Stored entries

________________

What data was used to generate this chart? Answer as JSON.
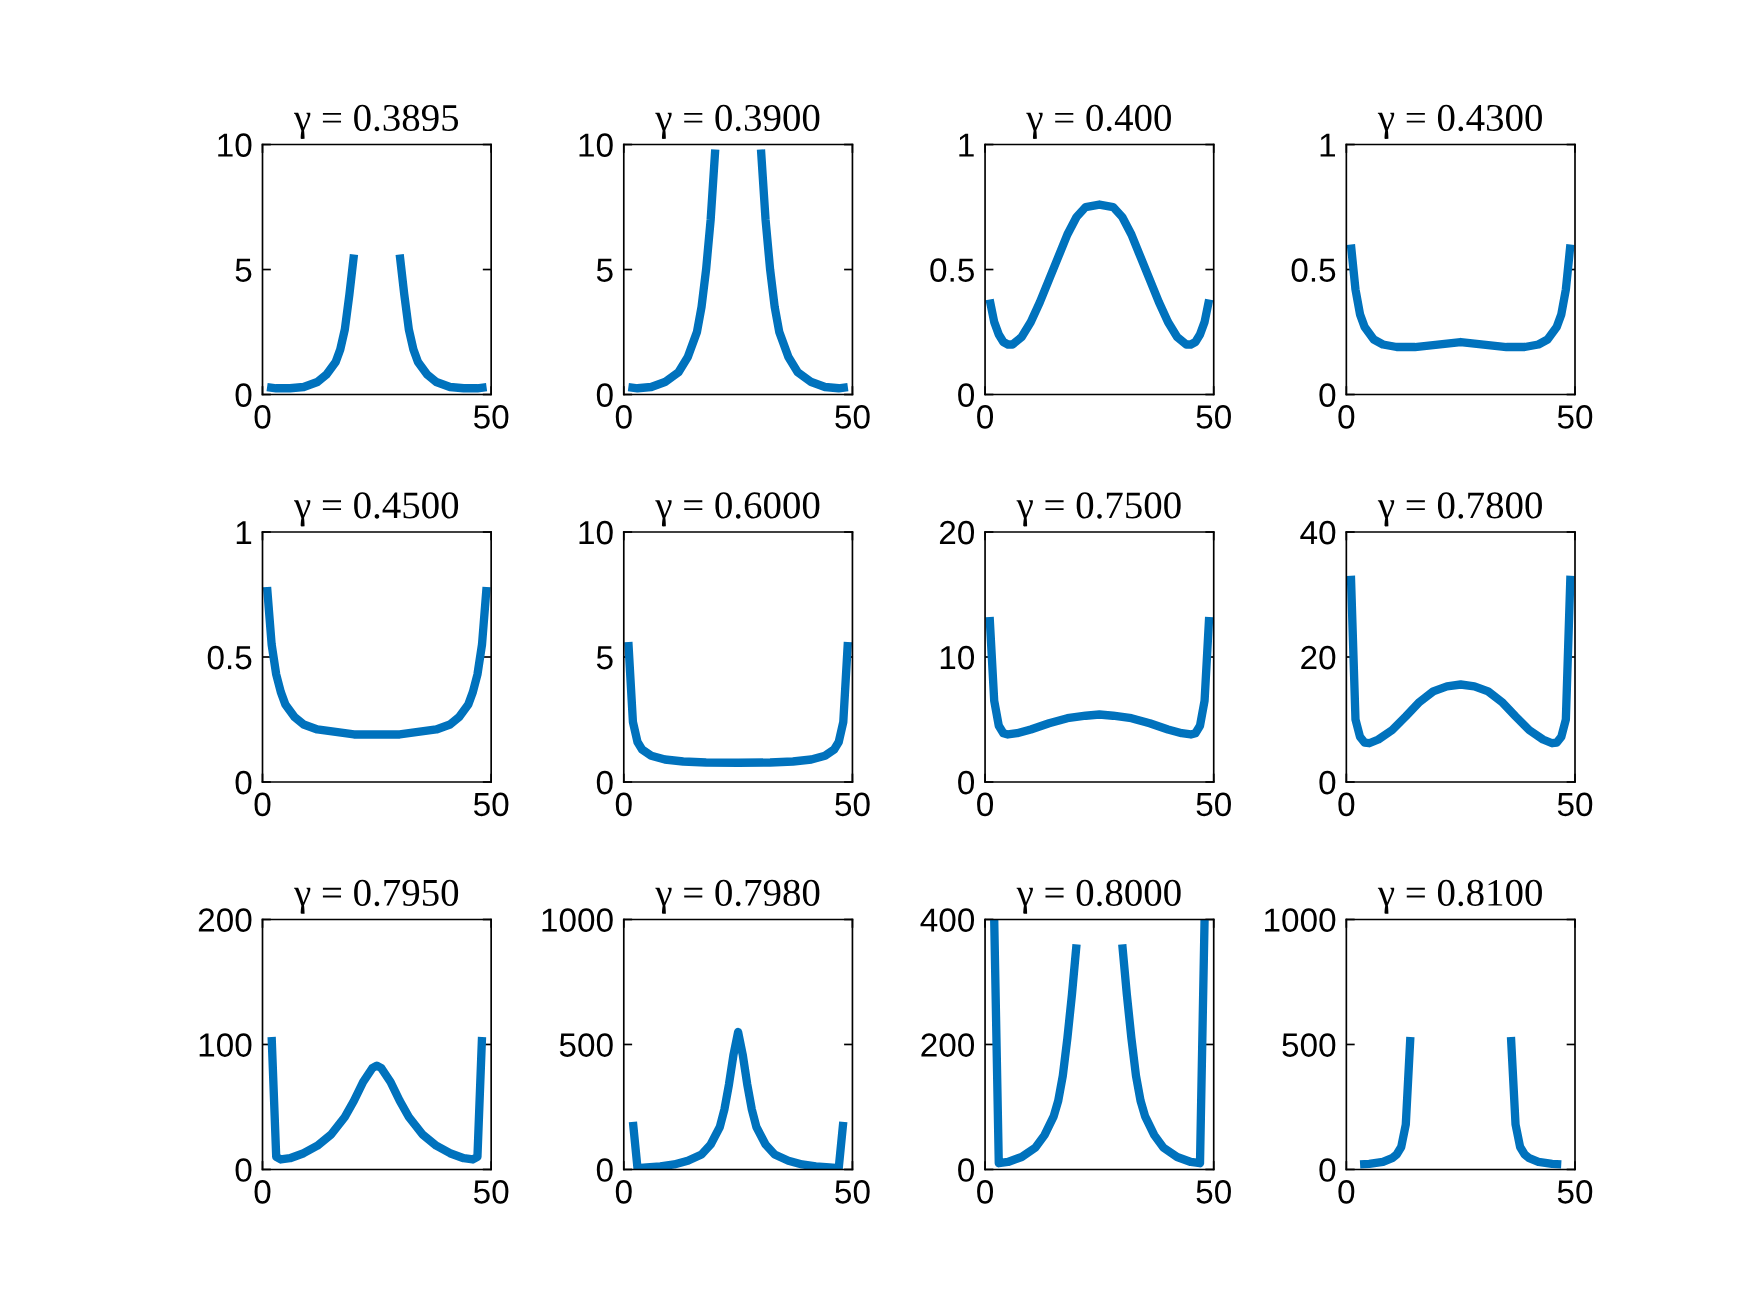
{
  "chart_data": [
    {
      "type": "line",
      "title": "γ = 0.3895",
      "color": "#0072bd",
      "xlim": [
        0,
        50
      ],
      "xticks": [
        0,
        50
      ],
      "ylim": [
        0,
        10
      ],
      "yticks": [
        0,
        5,
        10
      ],
      "x": [
        1,
        3,
        6,
        9,
        12,
        14,
        16,
        17,
        18,
        19,
        20,
        25,
        30,
        31,
        32,
        33,
        34,
        36,
        38,
        41,
        44,
        47,
        49
      ],
      "values": [
        0.3,
        0.25,
        0.25,
        0.3,
        0.5,
        0.8,
        1.3,
        1.8,
        2.6,
        4,
        5.6,
        null,
        5.6,
        4,
        2.6,
        1.8,
        1.3,
        0.8,
        0.5,
        0.3,
        0.25,
        0.25,
        0.3
      ]
    },
    {
      "type": "line",
      "title": "γ = 0.3900",
      "color": "#0072bd",
      "xlim": [
        0,
        50
      ],
      "xticks": [
        0,
        50
      ],
      "ylim": [
        0,
        10
      ],
      "yticks": [
        0,
        5,
        10
      ],
      "x": [
        1,
        3,
        6,
        9,
        12,
        14,
        16,
        17,
        18,
        19,
        20,
        25,
        30,
        31,
        32,
        33,
        34,
        36,
        38,
        41,
        44,
        47,
        49
      ],
      "values": [
        0.3,
        0.25,
        0.3,
        0.5,
        0.9,
        1.5,
        2.5,
        3.5,
        5,
        7,
        9.8,
        null,
        9.8,
        7,
        5,
        3.5,
        2.5,
        1.5,
        0.9,
        0.5,
        0.3,
        0.25,
        0.3
      ]
    },
    {
      "type": "line",
      "title": "γ = 0.400",
      "color": "#0072bd",
      "xlim": [
        0,
        50
      ],
      "xticks": [
        0,
        50
      ],
      "ylim": [
        0,
        1
      ],
      "yticks": [
        0,
        0.5,
        1
      ],
      "x": [
        1,
        2,
        3,
        4,
        5,
        6,
        8,
        10,
        12,
        14,
        16,
        18,
        20,
        22,
        25,
        28,
        30,
        32,
        34,
        36,
        38,
        40,
        42,
        44,
        45,
        46,
        47,
        48,
        49
      ],
      "values": [
        0.38,
        0.29,
        0.24,
        0.21,
        0.2,
        0.2,
        0.23,
        0.29,
        0.37,
        0.46,
        0.55,
        0.64,
        0.71,
        0.75,
        0.76,
        0.75,
        0.71,
        0.64,
        0.55,
        0.46,
        0.37,
        0.29,
        0.23,
        0.2,
        0.2,
        0.21,
        0.24,
        0.29,
        0.38
      ]
    },
    {
      "type": "line",
      "title": "γ = 0.4300",
      "color": "#0072bd",
      "xlim": [
        0,
        50
      ],
      "xticks": [
        0,
        50
      ],
      "ylim": [
        0,
        1
      ],
      "yticks": [
        0,
        0.5,
        1
      ],
      "x": [
        1,
        2,
        3,
        4,
        6,
        8,
        11,
        15,
        20,
        25,
        30,
        35,
        39,
        42,
        44,
        46,
        47,
        48,
        49
      ],
      "values": [
        0.6,
        0.42,
        0.32,
        0.27,
        0.22,
        0.2,
        0.19,
        0.19,
        0.2,
        0.21,
        0.2,
        0.19,
        0.19,
        0.2,
        0.22,
        0.27,
        0.32,
        0.42,
        0.6
      ]
    },
    {
      "type": "line",
      "title": "γ = 0.4500",
      "color": "#0072bd",
      "xlim": [
        0,
        50
      ],
      "xticks": [
        0,
        50
      ],
      "ylim": [
        0,
        1
      ],
      "yticks": [
        0,
        0.5,
        1
      ],
      "x": [
        1,
        2,
        3,
        4,
        5,
        7,
        9,
        12,
        16,
        20,
        25,
        30,
        34,
        38,
        41,
        43,
        45,
        46,
        47,
        48,
        49
      ],
      "values": [
        0.78,
        0.55,
        0.43,
        0.36,
        0.31,
        0.26,
        0.23,
        0.21,
        0.2,
        0.19,
        0.19,
        0.19,
        0.2,
        0.21,
        0.23,
        0.26,
        0.31,
        0.36,
        0.43,
        0.55,
        0.78
      ]
    },
    {
      "type": "line",
      "title": "γ = 0.6000",
      "color": "#0072bd",
      "xlim": [
        0,
        50
      ],
      "xticks": [
        0,
        50
      ],
      "ylim": [
        0,
        10
      ],
      "yticks": [
        0,
        5,
        10
      ],
      "x": [
        1,
        2,
        3,
        4,
        6,
        9,
        13,
        18,
        25,
        32,
        37,
        41,
        44,
        46,
        47,
        48,
        49
      ],
      "values": [
        5.6,
        2.4,
        1.6,
        1.3,
        1.05,
        0.9,
        0.82,
        0.78,
        0.77,
        0.78,
        0.82,
        0.9,
        1.05,
        1.3,
        1.6,
        2.4,
        5.6
      ]
    },
    {
      "type": "line",
      "title": "γ = 0.7500",
      "color": "#0072bd",
      "xlim": [
        0,
        50
      ],
      "xticks": [
        0,
        50
      ],
      "ylim": [
        0,
        20
      ],
      "yticks": [
        0,
        10,
        20
      ],
      "x": [
        1,
        2,
        3,
        4,
        5,
        7,
        10,
        14,
        18,
        22,
        25,
        28,
        32,
        36,
        40,
        43,
        45,
        46,
        47,
        48,
        49
      ],
      "values": [
        13.2,
        6.5,
        4.5,
        3.9,
        3.8,
        3.9,
        4.2,
        4.7,
        5.1,
        5.3,
        5.4,
        5.3,
        5.1,
        4.7,
        4.2,
        3.9,
        3.8,
        3.9,
        4.5,
        6.5,
        13.2
      ]
    },
    {
      "type": "line",
      "title": "γ = 0.7800",
      "color": "#0072bd",
      "xlim": [
        0,
        50
      ],
      "xticks": [
        0,
        50
      ],
      "ylim": [
        0,
        40
      ],
      "yticks": [
        0,
        20,
        40
      ],
      "x": [
        1,
        2,
        3,
        4,
        5,
        7,
        10,
        13,
        16,
        19,
        22,
        25,
        28,
        31,
        34,
        37,
        40,
        43,
        45,
        46,
        47,
        48,
        49
      ],
      "values": [
        33,
        10,
        7.2,
        6.3,
        6.2,
        6.8,
        8.3,
        10.5,
        12.8,
        14.5,
        15.3,
        15.6,
        15.3,
        14.5,
        12.8,
        10.5,
        8.3,
        6.8,
        6.2,
        6.3,
        7.2,
        10,
        33
      ]
    },
    {
      "type": "line",
      "title": "γ = 0.7950",
      "color": "#0072bd",
      "xlim": [
        0,
        50
      ],
      "xticks": [
        0,
        50
      ],
      "ylim": [
        0,
        200
      ],
      "yticks": [
        0,
        100,
        200
      ],
      "x": [
        2,
        3,
        4,
        6,
        9,
        12,
        15,
        18,
        20,
        22,
        24,
        25,
        26,
        28,
        30,
        32,
        35,
        38,
        41,
        44,
        46,
        47,
        48
      ],
      "values": [
        106,
        10,
        8,
        9,
        13,
        19,
        28,
        42,
        55,
        70,
        81,
        83,
        81,
        70,
        55,
        42,
        28,
        19,
        13,
        9,
        8,
        10,
        106
      ]
    },
    {
      "type": "line",
      "title": "γ = 0.7980",
      "color": "#0072bd",
      "xlim": [
        0,
        50
      ],
      "xticks": [
        0,
        50
      ],
      "ylim": [
        0,
        1000
      ],
      "yticks": [
        0,
        500,
        1000
      ],
      "x": [
        2,
        3,
        5,
        8,
        11,
        14,
        17,
        19,
        21,
        22,
        23,
        24,
        25,
        26,
        27,
        28,
        29,
        31,
        33,
        36,
        39,
        42,
        45,
        47,
        48
      ],
      "values": [
        190,
        5,
        8,
        12,
        20,
        35,
        60,
        100,
        170,
        240,
        340,
        460,
        550,
        460,
        340,
        240,
        170,
        100,
        60,
        35,
        20,
        12,
        8,
        5,
        190
      ]
    },
    {
      "type": "line",
      "title": "γ = 0.8000",
      "color": "#0072bd",
      "xlim": [
        0,
        50
      ],
      "xticks": [
        0,
        50
      ],
      "ylim": [
        0,
        400
      ],
      "yticks": [
        0,
        200,
        400
      ],
      "x": [
        2,
        3,
        5,
        8,
        11,
        13,
        15,
        16,
        17,
        18,
        19,
        20,
        25,
        30,
        31,
        32,
        33,
        34,
        35,
        37,
        39,
        42,
        45,
        47,
        48
      ],
      "values": [
        400,
        10,
        12,
        20,
        35,
        55,
        85,
        110,
        150,
        210,
        280,
        360,
        null,
        360,
        280,
        210,
        150,
        110,
        85,
        55,
        35,
        20,
        12,
        10,
        400
      ]
    },
    {
      "type": "line",
      "title": "γ = 0.8100",
      "color": "#0072bd",
      "xlim": [
        0,
        50
      ],
      "xticks": [
        0,
        50
      ],
      "ylim": [
        0,
        1000
      ],
      "yticks": [
        0,
        500,
        1000
      ],
      "x": [
        3,
        5,
        8,
        10,
        11,
        12,
        13,
        14,
        25,
        36,
        37,
        38,
        39,
        40,
        42,
        45,
        47
      ],
      "values": [
        20,
        22,
        30,
        45,
        60,
        90,
        180,
        530,
        null,
        530,
        180,
        90,
        60,
        45,
        30,
        22,
        20
      ]
    }
  ]
}
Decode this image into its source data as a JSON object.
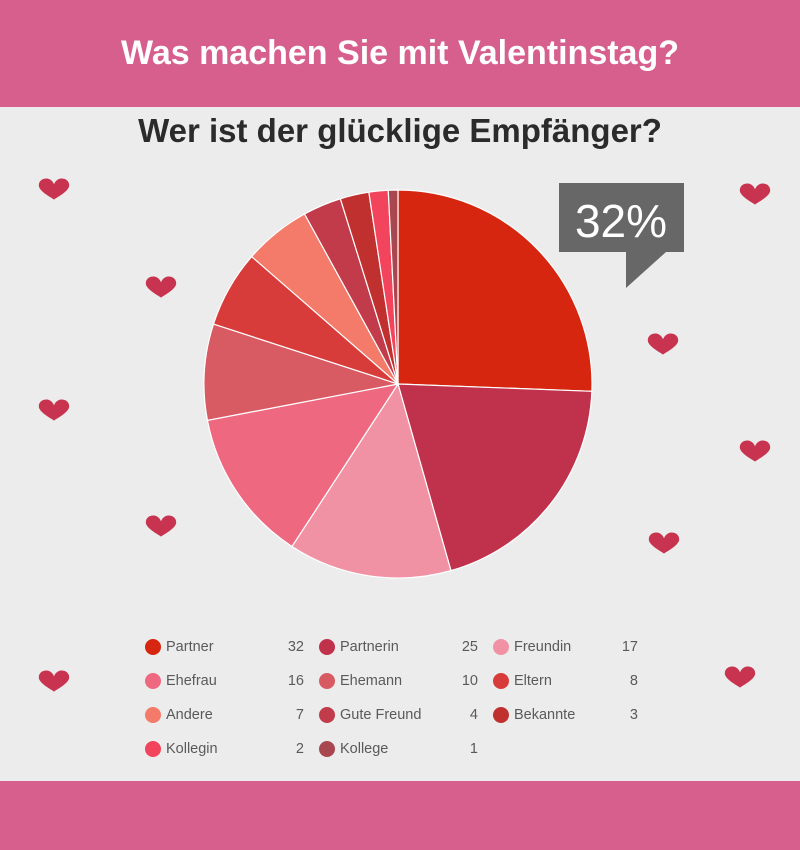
{
  "header": {
    "title": "Was machen Sie mit Valentinstag?"
  },
  "subtitle": "Wer ist der glücklige Empfänger?",
  "callout": {
    "text": "32%"
  },
  "chart_data": {
    "type": "pie",
    "title": "Wer ist der glücklige Empfänger?",
    "categories": [
      "Partner",
      "Partnerin",
      "Freundin",
      "Ehefrau",
      "Ehemann",
      "Eltern",
      "Andere",
      "Gute Freund",
      "Bekannte",
      "Kollegin",
      "Kollege"
    ],
    "values": [
      32,
      25,
      17,
      16,
      10,
      8,
      7,
      4,
      3,
      2,
      1
    ],
    "colors": [
      "#d6260f",
      "#c0314c",
      "#f092a4",
      "#ee6880",
      "#d85a63",
      "#d83c3a",
      "#f47a6a",
      "#c13b4b",
      "#c0302f",
      "#f2445c",
      "#a8474f"
    ],
    "legend_position": "bottom"
  },
  "legend": [
    {
      "label": "Partner",
      "value": "32",
      "color": "#d6260f"
    },
    {
      "label": "Partnerin",
      "value": "25",
      "color": "#c0314c"
    },
    {
      "label": "Freundin",
      "value": "17",
      "color": "#f092a4"
    },
    {
      "label": "Ehefrau",
      "value": "16",
      "color": "#ee6880"
    },
    {
      "label": "Ehemann",
      "value": "10",
      "color": "#d85a63"
    },
    {
      "label": "Eltern",
      "value": "8",
      "color": "#d83c3a"
    },
    {
      "label": "Andere",
      "value": "7",
      "color": "#f47a6a"
    },
    {
      "label": "Gute Freund",
      "value": "4",
      "color": "#c13b4b"
    },
    {
      "label": "Bekannte",
      "value": "3",
      "color": "#c0302f"
    },
    {
      "label": "Kollegin",
      "value": "2",
      "color": "#f2445c"
    },
    {
      "label": "Kollege",
      "value": "1",
      "color": "#a8474f"
    }
  ],
  "colors": {
    "banner": "#d65f8d",
    "background": "#ececec",
    "heart": "#c8344f",
    "callout": "#676767"
  },
  "icons": {
    "decoration": "heart-icon"
  }
}
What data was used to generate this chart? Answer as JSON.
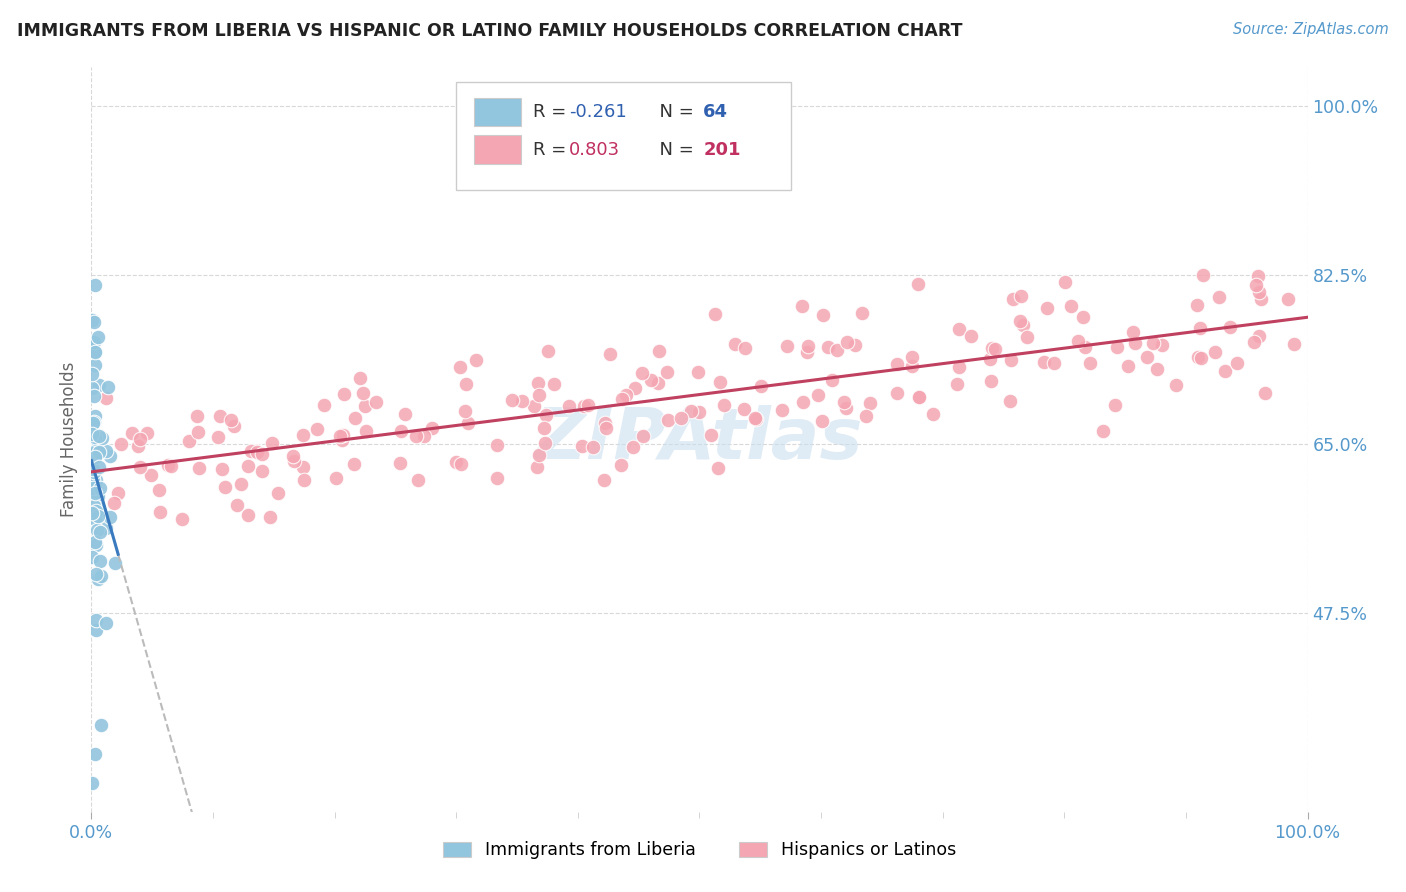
{
  "title": "IMMIGRANTS FROM LIBERIA VS HISPANIC OR LATINO FAMILY HOUSEHOLDS CORRELATION CHART",
  "source": "Source: ZipAtlas.com",
  "ylabel": "Family Households",
  "ytick_values": [
    0.475,
    0.65,
    0.825,
    1.0
  ],
  "ytick_labels": [
    "47.5%",
    "65.0%",
    "82.5%",
    "100.0%"
  ],
  "xlim": [
    0.0,
    1.0
  ],
  "ylim": [
    0.27,
    1.04
  ],
  "blue_color": "#92c5de",
  "pink_color": "#f4a6b2",
  "blue_edge_color": "#5a9fc0",
  "pink_edge_color": "#e07090",
  "blue_line_color": "#3a7abf",
  "pink_line_color": "#c04060",
  "dashed_line_color": "#bbbbbb",
  "title_color": "#222222",
  "axis_label_color": "#5599cc",
  "background_color": "#ffffff",
  "grid_color": "#d8d8d8",
  "watermark_color": "#cce0ef",
  "legend_r1_color": "#3060b0",
  "legend_r2_color": "#c03060",
  "legend_n_color": "#222222",
  "legend_box_color": "#eeeeee",
  "legend_edge_color": "#cccccc"
}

________________

## Written exercise
From the entries above, pull out each line that includes "glücklige".

## Answer for this exercise
  "subtitle": "Wer ist der glücklige Empfänger?",
    "title": "Wer ist der glücklige Empfänger?",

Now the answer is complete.